= Jobs =
1 > Answer these questions using the filing below.
(a) In what month and year did the Financial Accounting Standards Board issue Statements No. 141 and No. 142?
(b) What increase in net income for 2002 is expected from applying the nonamortization provisions?
(c) On what date was the Annual Report on Form 10-K filed?
2 > Revise the part of the filing that opens with the words containing "We provide specialized" and closes with "benefits supply chain.", putting "insurers" in place of "health plans".

= Selection =
6.   Recent Accounting Pronouncements

     In June 2001, the Financial Accounting Standards Board issued Statements of
Financial Standards No. 141, Business Combinations, and No. 142, Goodwill and
Other Intangible Assets, effective for fiscal years beginning after December 15,
2001. Under the new rules, goodwill and intangible assets deemed to have
indefinite lives will no longer be amortized but will be subject to annual
impairment tests in accordance with the Statements. Other intangible assets will
be amortized over their useful lives.

     The Company will apply the new rules on accounting for goodwill and other
intangible assets beginning in the first quarter of 2002. Application of the
nonamortization provisions of the Statement is expected to result in an increase
in net income of $20.8 million and $14.2 million for 2002 and 2003,
respectively. During 2002, the Company will perform the first of the required
impairment tests of goodwill and indefinite lived intangible assets as of
January 1, 2002 and has not yet determined what the effect of these tests will
be on the earnings and financial position of the Company.


                                      -6-


Item 2.  Management's Discussion and Analysis of Financial Condition and
         Results of Operations

     Except for historical information, this document contains various
"forward-looking statements" within the meaning of Section 27A of the Securities
Act of 1933, as amended, and Section 21E of the Securities Exchange Act of 1934,
as amended. These forward-looking statements involve risks and uncertainties,
including, among other things, statements regarding our revenue mix, anticipated
costs and expenses, service development, relationships with strategic partners
and pending acquisitions. These forward-looking statements include declarations
regarding our belief or current expectations of management, such as statements
indicating that "we expect," "we anticipate," "we intend," "we believe," and
similar language. We caution that any forward-looking statement made by us in
this Quarterly Report on Form 10-Q or in other announcements made by us are
further qualified by important factors that could cause actual results to differ
materially from those projected in the forward-looking statements, including
without limitation the risks discussed in our Annual Report on Form 10-K filed
on March 23, 2001.

     The following discussion and analysis of the financial condition and
results of operations of eBenX should be read in conjunction with the
consolidated financial statements and related notes for the year ended December
31, 2000, and included in our Annual Report on Form 10-K as filed with the
Securities and Exchange Commission.

Overview

     We provide specialized technology-based solutions to employers, brokers and
other employee benefit advisors, and health plans and other carriers for the
purchase, administration, and payment of group health and welfare benefits. We
apply the Internet and other technology to simplify and automate the complex,
ongoing and multiple transactions associated with the exchange of data and
dollars between parties in the health and welfare benefits supply chain.

     In September 2000, we acquired Arbor Administrative Services, Inc., which
merged into our wholly owned subsidiary, Arbor Associates, Inc. (Arbor). Arbor
is a Web-based benefits administrator that offers a Web/IVR benefits platform,
and provides full service benefit administration for mid-sized employers. Arbor
distributes its services primarily through brokers and other employee benefits
advisors.

= Rows =
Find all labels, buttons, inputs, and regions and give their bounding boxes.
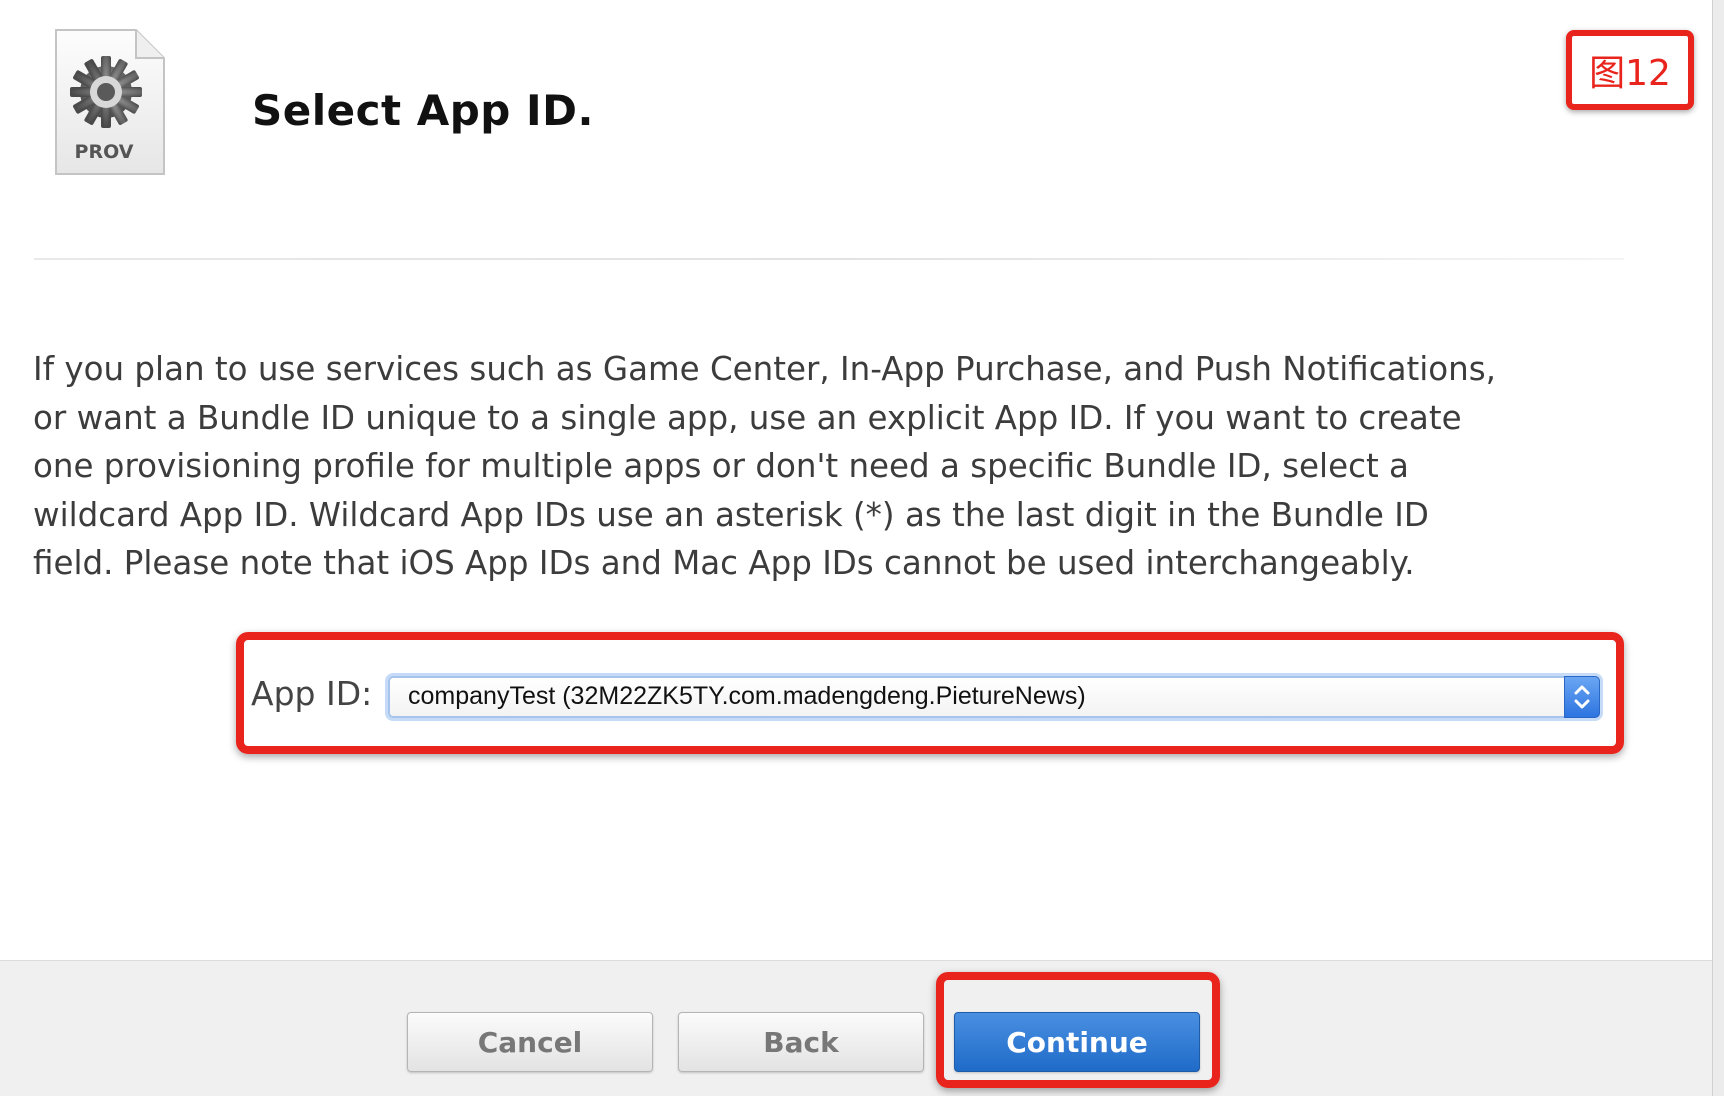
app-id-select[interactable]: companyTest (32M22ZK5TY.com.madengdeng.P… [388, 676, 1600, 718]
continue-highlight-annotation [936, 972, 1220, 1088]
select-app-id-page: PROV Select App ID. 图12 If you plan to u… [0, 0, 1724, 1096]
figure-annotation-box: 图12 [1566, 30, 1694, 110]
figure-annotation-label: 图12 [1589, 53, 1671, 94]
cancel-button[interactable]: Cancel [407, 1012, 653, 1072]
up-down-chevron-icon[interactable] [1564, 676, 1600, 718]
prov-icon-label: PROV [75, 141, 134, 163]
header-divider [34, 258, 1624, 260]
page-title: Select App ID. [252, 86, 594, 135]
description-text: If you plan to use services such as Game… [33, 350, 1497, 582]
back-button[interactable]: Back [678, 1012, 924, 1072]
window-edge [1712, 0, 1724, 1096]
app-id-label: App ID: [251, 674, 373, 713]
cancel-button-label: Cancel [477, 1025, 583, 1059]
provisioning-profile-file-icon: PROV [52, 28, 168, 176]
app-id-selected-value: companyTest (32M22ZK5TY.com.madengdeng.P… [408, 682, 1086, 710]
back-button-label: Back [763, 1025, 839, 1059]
==
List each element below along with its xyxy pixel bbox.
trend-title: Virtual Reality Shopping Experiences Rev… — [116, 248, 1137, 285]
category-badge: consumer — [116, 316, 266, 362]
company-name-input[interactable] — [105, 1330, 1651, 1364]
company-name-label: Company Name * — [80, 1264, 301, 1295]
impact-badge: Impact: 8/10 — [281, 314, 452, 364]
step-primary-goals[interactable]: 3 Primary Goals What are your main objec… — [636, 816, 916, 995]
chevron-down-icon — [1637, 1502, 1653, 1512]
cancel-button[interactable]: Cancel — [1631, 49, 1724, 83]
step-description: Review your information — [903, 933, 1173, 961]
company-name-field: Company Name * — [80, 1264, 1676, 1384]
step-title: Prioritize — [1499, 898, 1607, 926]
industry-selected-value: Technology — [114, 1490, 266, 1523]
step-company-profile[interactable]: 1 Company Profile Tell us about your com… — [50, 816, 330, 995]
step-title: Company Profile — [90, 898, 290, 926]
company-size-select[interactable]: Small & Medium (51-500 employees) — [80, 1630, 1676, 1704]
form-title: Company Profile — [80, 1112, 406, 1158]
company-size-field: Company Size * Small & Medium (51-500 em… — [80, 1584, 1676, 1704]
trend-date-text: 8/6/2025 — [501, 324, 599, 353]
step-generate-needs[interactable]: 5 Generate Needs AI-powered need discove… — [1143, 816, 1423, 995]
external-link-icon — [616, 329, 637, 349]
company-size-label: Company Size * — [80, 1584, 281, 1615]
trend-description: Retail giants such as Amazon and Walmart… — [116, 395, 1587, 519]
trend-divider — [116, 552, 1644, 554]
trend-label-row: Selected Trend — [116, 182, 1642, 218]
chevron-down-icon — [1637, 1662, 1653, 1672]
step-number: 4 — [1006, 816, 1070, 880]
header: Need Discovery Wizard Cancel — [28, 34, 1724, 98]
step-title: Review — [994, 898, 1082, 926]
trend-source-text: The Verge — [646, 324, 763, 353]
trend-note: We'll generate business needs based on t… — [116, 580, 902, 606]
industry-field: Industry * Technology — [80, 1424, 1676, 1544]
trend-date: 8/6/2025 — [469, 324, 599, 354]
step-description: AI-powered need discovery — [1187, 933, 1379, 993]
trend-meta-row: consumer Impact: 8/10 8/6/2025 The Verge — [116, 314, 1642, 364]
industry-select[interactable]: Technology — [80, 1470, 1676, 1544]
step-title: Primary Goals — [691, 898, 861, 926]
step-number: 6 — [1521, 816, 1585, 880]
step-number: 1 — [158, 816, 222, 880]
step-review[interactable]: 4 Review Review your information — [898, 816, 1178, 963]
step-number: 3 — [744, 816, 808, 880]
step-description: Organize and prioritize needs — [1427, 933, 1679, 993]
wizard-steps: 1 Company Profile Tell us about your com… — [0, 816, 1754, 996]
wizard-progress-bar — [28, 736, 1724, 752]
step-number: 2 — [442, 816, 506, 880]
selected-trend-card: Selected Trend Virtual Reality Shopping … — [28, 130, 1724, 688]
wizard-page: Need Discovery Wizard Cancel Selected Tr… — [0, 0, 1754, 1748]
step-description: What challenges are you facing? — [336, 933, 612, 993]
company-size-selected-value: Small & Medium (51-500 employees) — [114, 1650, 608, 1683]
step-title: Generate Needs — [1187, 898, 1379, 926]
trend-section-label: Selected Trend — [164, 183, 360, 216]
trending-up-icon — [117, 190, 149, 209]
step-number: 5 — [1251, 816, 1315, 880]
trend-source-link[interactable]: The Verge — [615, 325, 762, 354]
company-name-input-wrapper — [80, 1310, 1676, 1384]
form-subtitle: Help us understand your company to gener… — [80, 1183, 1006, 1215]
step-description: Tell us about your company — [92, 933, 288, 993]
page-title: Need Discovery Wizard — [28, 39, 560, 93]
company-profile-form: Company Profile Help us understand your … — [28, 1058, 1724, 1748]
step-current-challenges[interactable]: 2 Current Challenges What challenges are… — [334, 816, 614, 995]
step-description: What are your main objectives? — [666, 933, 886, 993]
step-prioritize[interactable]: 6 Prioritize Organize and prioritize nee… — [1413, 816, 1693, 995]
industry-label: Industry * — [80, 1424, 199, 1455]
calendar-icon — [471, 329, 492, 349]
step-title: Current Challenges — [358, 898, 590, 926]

= Exercise solutions =
1 >
(a) June 2001
(b) $20.8 million
(c) March 23, 2001

2 >
We provide specialized technology-based solutions to employers, brokers and
other employee benefit advisors, and insurers and other carriers for the
purchase, administration, and payment of group health and welfare benefits. We
apply the Internet and other technology to simplify and automate the complex,
ongoing and multiple transactions associated with the exchange of data and
dollars between parties in the health and welfare benefits supply chain.